**What to do**. Go through the data below. List every line that holds the word "java".

**Supplied material**.
>> start

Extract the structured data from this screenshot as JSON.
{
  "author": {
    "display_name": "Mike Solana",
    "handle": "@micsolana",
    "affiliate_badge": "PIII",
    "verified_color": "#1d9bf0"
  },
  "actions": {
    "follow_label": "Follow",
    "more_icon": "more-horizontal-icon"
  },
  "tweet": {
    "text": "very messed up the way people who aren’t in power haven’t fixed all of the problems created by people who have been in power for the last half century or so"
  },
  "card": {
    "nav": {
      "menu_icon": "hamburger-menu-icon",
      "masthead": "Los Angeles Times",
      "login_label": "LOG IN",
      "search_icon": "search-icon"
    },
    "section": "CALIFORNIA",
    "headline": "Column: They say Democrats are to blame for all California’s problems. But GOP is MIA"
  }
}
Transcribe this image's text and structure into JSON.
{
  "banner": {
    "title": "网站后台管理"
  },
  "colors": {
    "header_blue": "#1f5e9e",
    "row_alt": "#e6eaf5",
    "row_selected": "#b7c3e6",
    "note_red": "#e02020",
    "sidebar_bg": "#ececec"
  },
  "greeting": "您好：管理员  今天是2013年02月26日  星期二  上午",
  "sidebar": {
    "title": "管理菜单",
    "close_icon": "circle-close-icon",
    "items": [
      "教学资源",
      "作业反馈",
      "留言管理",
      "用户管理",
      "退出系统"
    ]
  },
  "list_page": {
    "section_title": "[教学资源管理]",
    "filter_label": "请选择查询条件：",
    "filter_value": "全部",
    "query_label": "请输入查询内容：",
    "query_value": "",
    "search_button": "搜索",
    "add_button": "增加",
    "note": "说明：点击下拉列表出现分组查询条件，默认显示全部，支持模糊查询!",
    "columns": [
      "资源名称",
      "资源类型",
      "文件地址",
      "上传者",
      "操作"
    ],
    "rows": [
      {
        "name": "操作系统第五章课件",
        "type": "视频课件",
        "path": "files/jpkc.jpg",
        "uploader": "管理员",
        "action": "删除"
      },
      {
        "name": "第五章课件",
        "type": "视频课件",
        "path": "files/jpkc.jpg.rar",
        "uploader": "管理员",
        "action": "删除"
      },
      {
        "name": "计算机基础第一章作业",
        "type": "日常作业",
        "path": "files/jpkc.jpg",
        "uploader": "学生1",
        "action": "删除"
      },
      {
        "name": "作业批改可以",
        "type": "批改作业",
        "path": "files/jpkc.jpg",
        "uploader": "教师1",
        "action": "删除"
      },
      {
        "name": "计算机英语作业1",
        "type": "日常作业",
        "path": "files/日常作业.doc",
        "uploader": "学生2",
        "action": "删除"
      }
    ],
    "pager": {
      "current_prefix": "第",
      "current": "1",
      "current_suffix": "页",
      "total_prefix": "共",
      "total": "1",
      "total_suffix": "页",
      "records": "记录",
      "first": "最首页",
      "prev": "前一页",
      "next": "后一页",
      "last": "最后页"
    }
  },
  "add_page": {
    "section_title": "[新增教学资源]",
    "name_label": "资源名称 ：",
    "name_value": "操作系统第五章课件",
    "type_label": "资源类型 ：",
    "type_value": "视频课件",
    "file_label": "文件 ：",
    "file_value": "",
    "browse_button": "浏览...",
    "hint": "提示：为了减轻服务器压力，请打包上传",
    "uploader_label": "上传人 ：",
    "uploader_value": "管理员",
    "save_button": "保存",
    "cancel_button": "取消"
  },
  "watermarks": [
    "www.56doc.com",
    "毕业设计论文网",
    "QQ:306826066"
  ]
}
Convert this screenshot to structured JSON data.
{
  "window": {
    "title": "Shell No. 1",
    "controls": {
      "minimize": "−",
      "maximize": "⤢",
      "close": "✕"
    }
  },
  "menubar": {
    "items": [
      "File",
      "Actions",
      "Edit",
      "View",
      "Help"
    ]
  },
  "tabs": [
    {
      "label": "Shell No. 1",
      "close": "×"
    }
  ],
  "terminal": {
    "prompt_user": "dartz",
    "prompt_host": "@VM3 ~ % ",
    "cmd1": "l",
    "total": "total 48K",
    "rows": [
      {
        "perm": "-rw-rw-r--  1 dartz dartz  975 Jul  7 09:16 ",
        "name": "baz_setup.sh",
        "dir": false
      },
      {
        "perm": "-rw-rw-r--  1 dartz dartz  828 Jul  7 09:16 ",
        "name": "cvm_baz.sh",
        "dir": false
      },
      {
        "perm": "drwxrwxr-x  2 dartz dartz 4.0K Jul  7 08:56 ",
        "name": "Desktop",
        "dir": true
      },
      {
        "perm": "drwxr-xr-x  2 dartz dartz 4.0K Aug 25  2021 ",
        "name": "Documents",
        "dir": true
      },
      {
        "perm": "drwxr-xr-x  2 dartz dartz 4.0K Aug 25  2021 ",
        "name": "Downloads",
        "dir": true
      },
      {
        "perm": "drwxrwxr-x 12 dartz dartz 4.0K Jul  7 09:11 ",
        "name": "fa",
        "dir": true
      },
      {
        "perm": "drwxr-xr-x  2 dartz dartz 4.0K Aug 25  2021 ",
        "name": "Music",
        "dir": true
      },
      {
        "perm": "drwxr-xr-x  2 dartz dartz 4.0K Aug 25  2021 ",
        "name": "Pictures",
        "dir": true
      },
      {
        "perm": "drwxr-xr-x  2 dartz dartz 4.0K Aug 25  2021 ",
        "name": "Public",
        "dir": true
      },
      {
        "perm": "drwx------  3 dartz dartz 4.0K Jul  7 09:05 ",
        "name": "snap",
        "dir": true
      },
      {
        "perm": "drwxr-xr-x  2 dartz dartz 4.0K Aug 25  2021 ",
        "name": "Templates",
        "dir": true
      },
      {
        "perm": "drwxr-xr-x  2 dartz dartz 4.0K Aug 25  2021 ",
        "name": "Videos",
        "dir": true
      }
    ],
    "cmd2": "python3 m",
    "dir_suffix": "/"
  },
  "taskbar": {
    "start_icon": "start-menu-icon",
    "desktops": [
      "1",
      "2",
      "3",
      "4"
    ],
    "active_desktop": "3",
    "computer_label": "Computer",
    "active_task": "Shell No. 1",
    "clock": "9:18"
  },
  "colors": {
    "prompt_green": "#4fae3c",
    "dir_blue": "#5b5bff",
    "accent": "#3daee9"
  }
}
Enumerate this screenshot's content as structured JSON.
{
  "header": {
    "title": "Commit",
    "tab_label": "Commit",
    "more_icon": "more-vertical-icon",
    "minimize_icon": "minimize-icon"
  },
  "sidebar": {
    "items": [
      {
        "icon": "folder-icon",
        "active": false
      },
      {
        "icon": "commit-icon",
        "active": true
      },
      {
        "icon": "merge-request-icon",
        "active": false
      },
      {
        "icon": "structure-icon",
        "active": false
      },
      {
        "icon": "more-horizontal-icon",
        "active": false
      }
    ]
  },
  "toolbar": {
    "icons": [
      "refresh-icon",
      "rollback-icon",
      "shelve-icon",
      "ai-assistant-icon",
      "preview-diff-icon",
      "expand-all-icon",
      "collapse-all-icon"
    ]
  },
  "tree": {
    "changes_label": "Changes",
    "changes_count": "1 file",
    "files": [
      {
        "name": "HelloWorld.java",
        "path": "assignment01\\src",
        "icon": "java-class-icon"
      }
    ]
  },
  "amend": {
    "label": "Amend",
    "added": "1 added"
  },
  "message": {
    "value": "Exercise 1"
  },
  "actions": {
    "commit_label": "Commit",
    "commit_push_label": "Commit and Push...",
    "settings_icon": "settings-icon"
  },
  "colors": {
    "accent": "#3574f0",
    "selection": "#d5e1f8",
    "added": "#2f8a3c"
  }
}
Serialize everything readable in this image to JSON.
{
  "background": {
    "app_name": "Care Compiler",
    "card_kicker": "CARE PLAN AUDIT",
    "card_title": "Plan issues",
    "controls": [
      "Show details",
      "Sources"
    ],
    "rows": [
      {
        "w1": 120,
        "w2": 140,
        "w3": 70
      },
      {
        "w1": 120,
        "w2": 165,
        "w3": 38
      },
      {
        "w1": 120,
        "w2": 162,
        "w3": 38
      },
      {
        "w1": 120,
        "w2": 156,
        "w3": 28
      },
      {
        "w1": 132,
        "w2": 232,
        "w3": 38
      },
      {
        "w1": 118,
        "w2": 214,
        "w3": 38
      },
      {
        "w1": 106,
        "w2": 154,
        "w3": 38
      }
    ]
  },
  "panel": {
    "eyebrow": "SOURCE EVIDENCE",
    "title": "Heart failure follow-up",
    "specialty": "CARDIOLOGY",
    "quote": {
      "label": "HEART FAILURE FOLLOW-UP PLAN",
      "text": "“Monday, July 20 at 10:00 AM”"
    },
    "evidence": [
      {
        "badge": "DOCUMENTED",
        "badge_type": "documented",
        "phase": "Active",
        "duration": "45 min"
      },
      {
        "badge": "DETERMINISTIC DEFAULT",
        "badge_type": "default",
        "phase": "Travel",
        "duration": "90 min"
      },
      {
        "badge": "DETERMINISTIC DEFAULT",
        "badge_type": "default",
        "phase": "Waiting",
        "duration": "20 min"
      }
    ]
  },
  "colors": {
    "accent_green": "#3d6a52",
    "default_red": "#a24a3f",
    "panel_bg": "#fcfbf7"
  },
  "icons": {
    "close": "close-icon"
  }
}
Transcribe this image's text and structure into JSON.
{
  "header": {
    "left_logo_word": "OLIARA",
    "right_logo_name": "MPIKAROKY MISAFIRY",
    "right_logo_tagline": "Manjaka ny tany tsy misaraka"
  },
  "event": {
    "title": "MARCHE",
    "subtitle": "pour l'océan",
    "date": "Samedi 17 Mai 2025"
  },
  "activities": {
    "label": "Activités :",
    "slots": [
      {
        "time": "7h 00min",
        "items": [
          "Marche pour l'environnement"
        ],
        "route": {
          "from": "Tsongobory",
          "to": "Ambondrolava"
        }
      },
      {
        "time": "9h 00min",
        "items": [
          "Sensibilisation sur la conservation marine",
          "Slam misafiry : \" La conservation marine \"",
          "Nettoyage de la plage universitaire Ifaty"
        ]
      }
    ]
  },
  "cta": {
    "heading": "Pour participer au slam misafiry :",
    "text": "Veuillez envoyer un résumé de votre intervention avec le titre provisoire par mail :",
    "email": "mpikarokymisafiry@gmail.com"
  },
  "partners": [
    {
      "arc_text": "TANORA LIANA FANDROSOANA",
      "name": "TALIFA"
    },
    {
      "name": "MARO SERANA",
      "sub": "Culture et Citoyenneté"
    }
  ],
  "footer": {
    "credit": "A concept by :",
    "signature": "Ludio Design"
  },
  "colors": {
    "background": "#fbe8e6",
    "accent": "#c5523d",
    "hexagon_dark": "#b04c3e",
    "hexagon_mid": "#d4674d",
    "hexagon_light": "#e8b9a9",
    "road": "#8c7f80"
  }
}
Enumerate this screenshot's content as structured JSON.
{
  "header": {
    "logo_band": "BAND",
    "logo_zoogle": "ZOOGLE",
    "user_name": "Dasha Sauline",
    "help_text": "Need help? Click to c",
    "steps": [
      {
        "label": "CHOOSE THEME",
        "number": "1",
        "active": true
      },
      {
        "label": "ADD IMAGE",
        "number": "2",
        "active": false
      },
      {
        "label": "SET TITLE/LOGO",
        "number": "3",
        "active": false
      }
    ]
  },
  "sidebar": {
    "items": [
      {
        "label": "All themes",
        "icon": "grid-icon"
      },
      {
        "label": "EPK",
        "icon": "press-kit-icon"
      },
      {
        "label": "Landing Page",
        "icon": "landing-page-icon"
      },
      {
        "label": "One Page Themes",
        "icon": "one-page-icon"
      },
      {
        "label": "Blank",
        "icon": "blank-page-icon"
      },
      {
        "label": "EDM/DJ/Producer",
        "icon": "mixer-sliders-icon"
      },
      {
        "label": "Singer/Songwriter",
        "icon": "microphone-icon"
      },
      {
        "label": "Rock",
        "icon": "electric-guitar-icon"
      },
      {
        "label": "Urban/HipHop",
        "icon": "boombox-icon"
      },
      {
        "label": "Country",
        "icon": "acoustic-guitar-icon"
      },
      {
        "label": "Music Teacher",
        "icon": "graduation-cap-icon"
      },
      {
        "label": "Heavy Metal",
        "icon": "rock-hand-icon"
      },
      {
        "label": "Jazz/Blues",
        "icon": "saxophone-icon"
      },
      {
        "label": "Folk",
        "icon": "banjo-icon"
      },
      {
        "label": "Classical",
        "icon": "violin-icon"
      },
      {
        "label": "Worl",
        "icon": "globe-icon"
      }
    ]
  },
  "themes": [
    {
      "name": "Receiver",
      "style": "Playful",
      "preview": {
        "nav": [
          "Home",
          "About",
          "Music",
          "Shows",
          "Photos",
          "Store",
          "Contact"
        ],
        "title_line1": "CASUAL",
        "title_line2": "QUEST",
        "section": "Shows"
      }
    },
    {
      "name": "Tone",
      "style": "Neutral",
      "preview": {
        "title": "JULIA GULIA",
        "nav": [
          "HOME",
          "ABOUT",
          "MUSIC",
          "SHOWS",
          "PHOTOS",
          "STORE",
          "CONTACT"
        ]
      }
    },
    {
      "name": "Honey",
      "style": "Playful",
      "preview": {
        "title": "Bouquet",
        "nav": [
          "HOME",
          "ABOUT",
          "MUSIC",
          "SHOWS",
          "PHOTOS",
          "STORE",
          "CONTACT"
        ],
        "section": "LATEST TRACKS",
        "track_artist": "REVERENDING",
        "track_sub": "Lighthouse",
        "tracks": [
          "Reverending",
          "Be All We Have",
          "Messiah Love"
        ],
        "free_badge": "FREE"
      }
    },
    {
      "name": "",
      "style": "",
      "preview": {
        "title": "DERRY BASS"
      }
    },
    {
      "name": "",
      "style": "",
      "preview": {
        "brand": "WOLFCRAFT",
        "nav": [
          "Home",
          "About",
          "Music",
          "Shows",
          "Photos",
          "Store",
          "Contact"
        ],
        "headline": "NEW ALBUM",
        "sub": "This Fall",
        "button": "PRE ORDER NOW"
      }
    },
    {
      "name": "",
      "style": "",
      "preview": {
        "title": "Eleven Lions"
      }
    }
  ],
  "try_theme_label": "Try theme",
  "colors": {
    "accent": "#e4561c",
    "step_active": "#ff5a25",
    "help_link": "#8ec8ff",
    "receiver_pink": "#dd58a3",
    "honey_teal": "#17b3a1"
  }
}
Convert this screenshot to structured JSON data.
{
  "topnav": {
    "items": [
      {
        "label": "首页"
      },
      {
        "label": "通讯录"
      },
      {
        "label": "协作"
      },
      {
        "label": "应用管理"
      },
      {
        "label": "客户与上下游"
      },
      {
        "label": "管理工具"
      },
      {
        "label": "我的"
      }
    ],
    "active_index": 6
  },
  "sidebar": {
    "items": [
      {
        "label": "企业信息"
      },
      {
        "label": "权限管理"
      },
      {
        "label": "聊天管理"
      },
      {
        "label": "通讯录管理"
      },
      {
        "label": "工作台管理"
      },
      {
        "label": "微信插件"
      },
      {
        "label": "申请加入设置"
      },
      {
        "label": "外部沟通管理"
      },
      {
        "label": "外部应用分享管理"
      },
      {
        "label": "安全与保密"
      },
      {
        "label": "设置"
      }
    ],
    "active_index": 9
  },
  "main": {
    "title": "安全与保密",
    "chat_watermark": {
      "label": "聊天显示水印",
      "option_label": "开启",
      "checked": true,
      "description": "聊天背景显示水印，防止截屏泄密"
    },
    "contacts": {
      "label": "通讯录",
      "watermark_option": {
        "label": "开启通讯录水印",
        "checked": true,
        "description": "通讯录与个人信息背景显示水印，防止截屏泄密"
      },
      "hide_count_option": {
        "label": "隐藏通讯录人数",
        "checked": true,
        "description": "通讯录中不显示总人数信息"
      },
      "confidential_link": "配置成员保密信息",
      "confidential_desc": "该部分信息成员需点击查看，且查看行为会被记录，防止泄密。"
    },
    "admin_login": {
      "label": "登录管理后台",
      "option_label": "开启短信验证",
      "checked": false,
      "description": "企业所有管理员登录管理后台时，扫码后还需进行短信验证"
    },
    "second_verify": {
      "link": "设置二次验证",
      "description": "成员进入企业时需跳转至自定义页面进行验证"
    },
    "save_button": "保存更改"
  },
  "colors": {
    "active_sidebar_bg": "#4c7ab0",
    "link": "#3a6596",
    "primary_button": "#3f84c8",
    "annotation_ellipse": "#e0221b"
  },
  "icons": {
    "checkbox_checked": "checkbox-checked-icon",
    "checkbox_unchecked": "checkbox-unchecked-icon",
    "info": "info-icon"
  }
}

>> end

**Final result**.
        "name": "HelloWorld.java",
        "icon": "java-class-icon"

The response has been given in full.